### Problem details
Copy the listing below, replacing each "heatmap-cell" with "grid-square" and leaving everything else unchanged.

### Records to use

++++

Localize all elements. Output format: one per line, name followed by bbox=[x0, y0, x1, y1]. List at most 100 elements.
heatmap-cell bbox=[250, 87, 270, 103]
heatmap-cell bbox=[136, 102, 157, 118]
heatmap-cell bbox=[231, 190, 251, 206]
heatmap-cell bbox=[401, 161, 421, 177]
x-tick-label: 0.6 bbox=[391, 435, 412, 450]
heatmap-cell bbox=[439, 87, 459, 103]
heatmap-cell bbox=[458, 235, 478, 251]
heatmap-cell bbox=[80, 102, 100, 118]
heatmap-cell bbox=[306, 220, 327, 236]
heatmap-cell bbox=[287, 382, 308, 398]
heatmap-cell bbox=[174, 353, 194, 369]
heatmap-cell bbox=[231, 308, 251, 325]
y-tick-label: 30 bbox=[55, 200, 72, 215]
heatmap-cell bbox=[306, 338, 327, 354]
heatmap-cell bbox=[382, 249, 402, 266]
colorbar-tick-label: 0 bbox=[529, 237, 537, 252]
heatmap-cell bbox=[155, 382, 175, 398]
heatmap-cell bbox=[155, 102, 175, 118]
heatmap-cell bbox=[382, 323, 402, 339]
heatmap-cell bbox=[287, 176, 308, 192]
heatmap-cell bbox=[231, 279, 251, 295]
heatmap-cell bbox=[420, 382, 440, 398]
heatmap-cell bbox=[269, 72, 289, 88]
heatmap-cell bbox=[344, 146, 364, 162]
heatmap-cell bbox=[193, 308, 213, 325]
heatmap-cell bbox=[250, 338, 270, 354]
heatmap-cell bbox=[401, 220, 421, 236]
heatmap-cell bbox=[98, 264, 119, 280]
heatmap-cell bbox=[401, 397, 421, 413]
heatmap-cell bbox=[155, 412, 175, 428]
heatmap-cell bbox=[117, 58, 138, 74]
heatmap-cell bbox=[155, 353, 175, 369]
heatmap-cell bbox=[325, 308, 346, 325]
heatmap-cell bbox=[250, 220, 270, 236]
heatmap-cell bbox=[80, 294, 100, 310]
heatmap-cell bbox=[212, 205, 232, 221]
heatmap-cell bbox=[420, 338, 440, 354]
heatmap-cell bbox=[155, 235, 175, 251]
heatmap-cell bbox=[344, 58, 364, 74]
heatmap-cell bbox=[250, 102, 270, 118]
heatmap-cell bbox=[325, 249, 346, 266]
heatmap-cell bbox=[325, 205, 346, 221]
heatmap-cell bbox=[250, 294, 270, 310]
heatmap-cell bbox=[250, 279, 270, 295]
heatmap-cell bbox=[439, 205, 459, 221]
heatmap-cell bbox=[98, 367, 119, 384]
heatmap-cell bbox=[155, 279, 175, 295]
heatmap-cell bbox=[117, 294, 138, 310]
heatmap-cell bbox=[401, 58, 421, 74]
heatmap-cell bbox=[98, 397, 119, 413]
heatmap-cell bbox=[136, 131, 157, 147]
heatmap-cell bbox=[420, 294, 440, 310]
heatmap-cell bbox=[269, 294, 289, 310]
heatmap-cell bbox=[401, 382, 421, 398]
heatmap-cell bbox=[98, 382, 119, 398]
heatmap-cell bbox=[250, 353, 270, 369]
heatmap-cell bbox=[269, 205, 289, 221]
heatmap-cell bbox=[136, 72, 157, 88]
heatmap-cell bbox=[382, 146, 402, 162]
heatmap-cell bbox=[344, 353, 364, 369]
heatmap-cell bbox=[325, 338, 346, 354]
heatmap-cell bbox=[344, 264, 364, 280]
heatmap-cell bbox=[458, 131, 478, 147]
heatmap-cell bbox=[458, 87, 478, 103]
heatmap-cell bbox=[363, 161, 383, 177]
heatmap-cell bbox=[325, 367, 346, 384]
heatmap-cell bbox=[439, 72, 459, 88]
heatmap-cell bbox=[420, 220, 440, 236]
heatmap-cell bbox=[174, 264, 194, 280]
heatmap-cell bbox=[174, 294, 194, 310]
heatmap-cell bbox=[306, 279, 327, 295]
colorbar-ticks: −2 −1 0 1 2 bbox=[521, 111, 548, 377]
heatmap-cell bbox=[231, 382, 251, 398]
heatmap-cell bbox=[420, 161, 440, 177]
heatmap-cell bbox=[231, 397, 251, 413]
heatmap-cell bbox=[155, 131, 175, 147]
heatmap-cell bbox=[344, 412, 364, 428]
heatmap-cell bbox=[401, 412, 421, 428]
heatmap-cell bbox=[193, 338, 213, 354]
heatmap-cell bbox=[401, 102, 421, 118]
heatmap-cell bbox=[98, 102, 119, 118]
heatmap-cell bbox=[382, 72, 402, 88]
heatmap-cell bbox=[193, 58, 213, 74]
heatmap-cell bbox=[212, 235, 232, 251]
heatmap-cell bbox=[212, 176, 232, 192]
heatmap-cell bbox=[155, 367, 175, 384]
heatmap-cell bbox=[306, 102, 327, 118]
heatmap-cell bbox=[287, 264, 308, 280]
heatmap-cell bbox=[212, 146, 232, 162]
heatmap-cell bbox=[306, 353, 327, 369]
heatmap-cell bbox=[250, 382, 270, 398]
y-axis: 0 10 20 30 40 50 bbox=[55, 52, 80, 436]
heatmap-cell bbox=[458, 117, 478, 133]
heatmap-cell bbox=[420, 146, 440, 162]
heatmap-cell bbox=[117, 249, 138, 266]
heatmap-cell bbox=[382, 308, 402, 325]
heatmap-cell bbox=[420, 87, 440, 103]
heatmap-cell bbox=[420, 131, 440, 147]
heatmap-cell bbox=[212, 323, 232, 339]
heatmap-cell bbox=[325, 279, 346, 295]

++++

### Correct response
Localize all elements. Output format: one per line, name followed by bbox=[x0, y0, x1, y1]. List at most 100 elements.
grid-square bbox=[250, 87, 270, 103]
grid-square bbox=[136, 102, 157, 118]
grid-square bbox=[231, 190, 251, 206]
grid-square bbox=[401, 161, 421, 177]
x-tick-label: 0.6 bbox=[391, 435, 412, 450]
grid-square bbox=[439, 87, 459, 103]
grid-square bbox=[458, 235, 478, 251]
grid-square bbox=[80, 102, 100, 118]
grid-square bbox=[306, 220, 327, 236]
grid-square bbox=[287, 382, 308, 398]
grid-square bbox=[174, 353, 194, 369]
grid-square bbox=[231, 308, 251, 325]
y-tick-label: 30 bbox=[55, 200, 72, 215]
grid-square bbox=[306, 338, 327, 354]
grid-square bbox=[382, 249, 402, 266]
colorbar-tick-label: 0 bbox=[529, 237, 537, 252]
grid-square bbox=[155, 382, 175, 398]
grid-square bbox=[155, 102, 175, 118]
grid-square bbox=[382, 323, 402, 339]
grid-square bbox=[287, 176, 308, 192]
grid-square bbox=[231, 279, 251, 295]
grid-square bbox=[420, 382, 440, 398]
grid-square bbox=[269, 72, 289, 88]
grid-square bbox=[344, 146, 364, 162]
grid-square bbox=[193, 308, 213, 325]
grid-square bbox=[250, 338, 270, 354]
grid-square bbox=[401, 220, 421, 236]
grid-square bbox=[98, 264, 119, 280]
grid-square bbox=[401, 397, 421, 413]
grid-square bbox=[155, 412, 175, 428]
grid-square bbox=[117, 58, 138, 74]
grid-square bbox=[155, 353, 175, 369]
grid-square bbox=[325, 308, 346, 325]
grid-square bbox=[250, 220, 270, 236]
grid-square bbox=[80, 294, 100, 310]
grid-square bbox=[212, 205, 232, 221]
grid-square bbox=[420, 338, 440, 354]
grid-square bbox=[155, 235, 175, 251]
grid-square bbox=[344, 58, 364, 74]
grid-square bbox=[250, 102, 270, 118]
grid-square bbox=[325, 249, 346, 266]
grid-square bbox=[325, 205, 346, 221]
grid-square bbox=[250, 294, 270, 310]
grid-square bbox=[250, 279, 270, 295]
grid-square bbox=[439, 205, 459, 221]
grid-square bbox=[98, 367, 119, 384]
grid-square bbox=[155, 279, 175, 295]
grid-square bbox=[117, 294, 138, 310]
grid-square bbox=[401, 58, 421, 74]
grid-square bbox=[98, 397, 119, 413]
grid-square bbox=[136, 131, 157, 147]
grid-square bbox=[420, 294, 440, 310]
grid-square bbox=[269, 294, 289, 310]
grid-square bbox=[401, 382, 421, 398]
grid-square bbox=[98, 382, 119, 398]
grid-square bbox=[250, 353, 270, 369]
grid-square bbox=[269, 205, 289, 221]
grid-square bbox=[136, 72, 157, 88]
grid-square bbox=[382, 146, 402, 162]
grid-square bbox=[344, 353, 364, 369]
grid-square bbox=[325, 338, 346, 354]
grid-square bbox=[344, 264, 364, 280]
grid-square bbox=[458, 131, 478, 147]
grid-square bbox=[458, 87, 478, 103]
grid-square bbox=[363, 161, 383, 177]
grid-square bbox=[325, 367, 346, 384]
grid-square bbox=[439, 72, 459, 88]
grid-square bbox=[420, 220, 440, 236]
grid-square bbox=[174, 264, 194, 280]
grid-square bbox=[174, 294, 194, 310]
grid-square bbox=[306, 279, 327, 295]
colorbar-ticks: −2 −1 0 1 2 bbox=[521, 111, 548, 377]
grid-square bbox=[231, 382, 251, 398]
grid-square bbox=[420, 161, 440, 177]
grid-square bbox=[231, 397, 251, 413]
grid-square bbox=[155, 131, 175, 147]
grid-square bbox=[344, 412, 364, 428]
grid-square bbox=[401, 412, 421, 428]
grid-square bbox=[193, 338, 213, 354]
grid-square bbox=[401, 102, 421, 118]
grid-square bbox=[98, 102, 119, 118]
grid-square bbox=[382, 72, 402, 88]
grid-square bbox=[193, 58, 213, 74]
grid-square bbox=[212, 235, 232, 251]
grid-square bbox=[212, 176, 232, 192]
grid-square bbox=[155, 367, 175, 384]
grid-square bbox=[306, 102, 327, 118]
grid-square bbox=[287, 264, 308, 280]
grid-square bbox=[212, 146, 232, 162]
grid-square bbox=[306, 353, 327, 369]
grid-square bbox=[250, 382, 270, 398]
y-axis: 0 10 20 30 40 50 bbox=[55, 52, 80, 436]
grid-square bbox=[458, 117, 478, 133]
grid-square bbox=[420, 146, 440, 162]
grid-square bbox=[117, 249, 138, 266]
grid-square bbox=[382, 308, 402, 325]
grid-square bbox=[420, 87, 440, 103]
grid-square bbox=[420, 131, 440, 147]
grid-square bbox=[212, 323, 232, 339]
grid-square bbox=[325, 279, 346, 295]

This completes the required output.